Assignment: The answer is the complete listing below, written out again exactly.
----
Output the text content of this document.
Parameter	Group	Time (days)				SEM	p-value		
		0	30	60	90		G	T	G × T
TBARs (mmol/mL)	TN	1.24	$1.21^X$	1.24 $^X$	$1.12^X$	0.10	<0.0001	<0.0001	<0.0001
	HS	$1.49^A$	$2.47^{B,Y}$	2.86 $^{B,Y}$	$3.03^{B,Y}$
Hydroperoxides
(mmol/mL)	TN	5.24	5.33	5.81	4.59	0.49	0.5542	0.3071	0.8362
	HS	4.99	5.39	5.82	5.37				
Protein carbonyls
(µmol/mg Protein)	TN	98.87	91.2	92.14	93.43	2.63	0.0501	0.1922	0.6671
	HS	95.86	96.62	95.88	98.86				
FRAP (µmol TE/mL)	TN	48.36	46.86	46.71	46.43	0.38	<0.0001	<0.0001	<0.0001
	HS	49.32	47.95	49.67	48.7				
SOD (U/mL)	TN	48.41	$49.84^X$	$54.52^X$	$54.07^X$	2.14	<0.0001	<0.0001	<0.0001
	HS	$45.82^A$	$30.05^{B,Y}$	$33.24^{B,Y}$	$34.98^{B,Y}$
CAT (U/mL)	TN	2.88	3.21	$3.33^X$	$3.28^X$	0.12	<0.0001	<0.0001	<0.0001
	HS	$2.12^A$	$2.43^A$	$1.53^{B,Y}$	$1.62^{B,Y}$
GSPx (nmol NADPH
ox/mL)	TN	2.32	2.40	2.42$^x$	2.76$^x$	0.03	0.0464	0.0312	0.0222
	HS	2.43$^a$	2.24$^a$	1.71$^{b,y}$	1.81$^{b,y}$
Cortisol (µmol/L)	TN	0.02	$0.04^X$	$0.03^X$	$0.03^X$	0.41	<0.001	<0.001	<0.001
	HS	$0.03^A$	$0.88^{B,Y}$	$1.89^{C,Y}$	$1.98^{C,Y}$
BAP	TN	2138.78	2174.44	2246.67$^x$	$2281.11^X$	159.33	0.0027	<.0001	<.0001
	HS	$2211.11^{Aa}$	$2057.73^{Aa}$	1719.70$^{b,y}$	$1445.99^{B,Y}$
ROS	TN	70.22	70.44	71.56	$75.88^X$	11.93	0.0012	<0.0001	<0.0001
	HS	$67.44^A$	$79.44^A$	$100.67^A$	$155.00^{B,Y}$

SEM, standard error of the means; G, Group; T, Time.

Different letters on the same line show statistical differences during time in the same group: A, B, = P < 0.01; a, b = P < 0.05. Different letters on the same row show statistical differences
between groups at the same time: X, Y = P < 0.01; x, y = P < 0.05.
----
Output below:
Output the text content of this document.
Parameter	Group	Time (days)				SEM	p-value		
		0	30	60	90		G	T	G × T
TBARs (mmol/mL)	TN	1.24	$1.21^X$	1.24 $^X$	$1.12^X$	0.10	<0.0001	<0.0001	<0.0001
	HS	$1.49^A$	$2.47^{B,Y}$	2.86 $^{B,Y}$	$3.03^{B,Y}$
Hydroperoxides
(mmol/mL)	TN	5.24	5.33	5.81	4.59	0.49	0.5542	0.3071	0.8362
	HS	4.99	5.39	5.82	5.37				
Protein carbonyls
(µmol/mg Protein)	TN	98.87	91.2	92.14	93.43	2.63	0.0501	0.1922	0.6671
	HS	95.86	96.62	95.88	98.86				
FRAP (µmol TE/mL)	TN	48.36	46.86	46.71	46.43	0.38	<0.0001	<0.0001	<0.0001
	HS	49.32	47.95	49.67	48.7				
SOD (U/mL)	TN	48.41	$49.84^X$	$54.52^X$	$54.07^X$	2.14	<0.0001	<0.0001	<0.0001
	HS	$45.82^A$	$30.05^{B,Y}$	$33.24^{B,Y}$	$34.98^{B,Y}$
CAT (U/mL)	TN	2.88	3.21	$3.33^X$	$3.28^X$	0.12	<0.0001	<0.0001	<0.0001
	HS	$2.12^A$	$2.43^A$	$1.53^{B,Y}$	$1.62^{B,Y}$
GSPx (nmol NADPH
ox/mL)	TN	2.32	2.40	2.42$^x$	2.76$^x$	0.03	0.0464	0.0312	0.0222
	HS	2.43$^a$	2.24$^a$	1.71$^{b,y}$	1.81$^{b,y}$
Cortisol (µmol/L)	TN	0.02	$0.04^X$	$0.03^X$	$0.03^X$	0.41	<0.001	<0.001	<0.001
	HS	$0.03^A$	$0.88^{B,Y}$	$1.89^{C,Y}$	$1.98^{C,Y}$
BAP	TN	2138.78	2174.44	2246.67$^x$	$2281.11^X$	159.33	0.0027	<.0001	<.0001
	HS	$2211.11^{Aa}$	$2057.73^{Aa}$	1719.70$^{b,y}$	$1445.99^{B,Y}$
ROS	TN	70.22	70.44	71.56	$75.88^X$	11.93	0.0012	<0.0001	<0.0001
	HS	$67.44^A$	$79.44^A$	$100.67^A$	$155.00^{B,Y}$

SEM, standard error of the means; G, Group; T, Time.

Different letters on the same line show statistical differences during time in the same group: A, B, = P < 0.01; a, b = P < 0.05. Different letters on the same row show statistical differences
between groups at the same time: X, Y = P < 0.01; x, y = P < 0.05.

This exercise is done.